Data entries:
* * * * * * * * *

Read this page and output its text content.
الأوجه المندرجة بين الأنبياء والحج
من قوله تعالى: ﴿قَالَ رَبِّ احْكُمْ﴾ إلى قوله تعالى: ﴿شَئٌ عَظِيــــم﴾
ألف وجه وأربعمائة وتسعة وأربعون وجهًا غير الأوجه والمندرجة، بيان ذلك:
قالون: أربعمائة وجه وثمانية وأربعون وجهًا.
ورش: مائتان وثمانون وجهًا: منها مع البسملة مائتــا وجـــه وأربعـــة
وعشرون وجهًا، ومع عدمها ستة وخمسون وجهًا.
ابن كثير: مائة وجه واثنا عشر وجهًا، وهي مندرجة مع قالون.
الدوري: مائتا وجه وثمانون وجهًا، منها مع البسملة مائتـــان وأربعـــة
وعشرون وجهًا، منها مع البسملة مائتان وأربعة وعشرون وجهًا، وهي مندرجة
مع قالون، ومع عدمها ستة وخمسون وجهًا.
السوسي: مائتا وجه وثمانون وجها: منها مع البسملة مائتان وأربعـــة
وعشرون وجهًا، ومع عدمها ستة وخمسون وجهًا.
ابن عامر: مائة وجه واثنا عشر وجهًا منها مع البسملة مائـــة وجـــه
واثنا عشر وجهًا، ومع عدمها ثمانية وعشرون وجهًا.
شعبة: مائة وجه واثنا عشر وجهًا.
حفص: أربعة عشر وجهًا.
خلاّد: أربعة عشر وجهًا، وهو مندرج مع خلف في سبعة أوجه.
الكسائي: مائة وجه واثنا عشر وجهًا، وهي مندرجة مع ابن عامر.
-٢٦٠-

* * * * * * * * *

• Exercise directions:
Above are entries; state the number of lines among them that contain "وعشرون", and nothing else.

• Full response:
4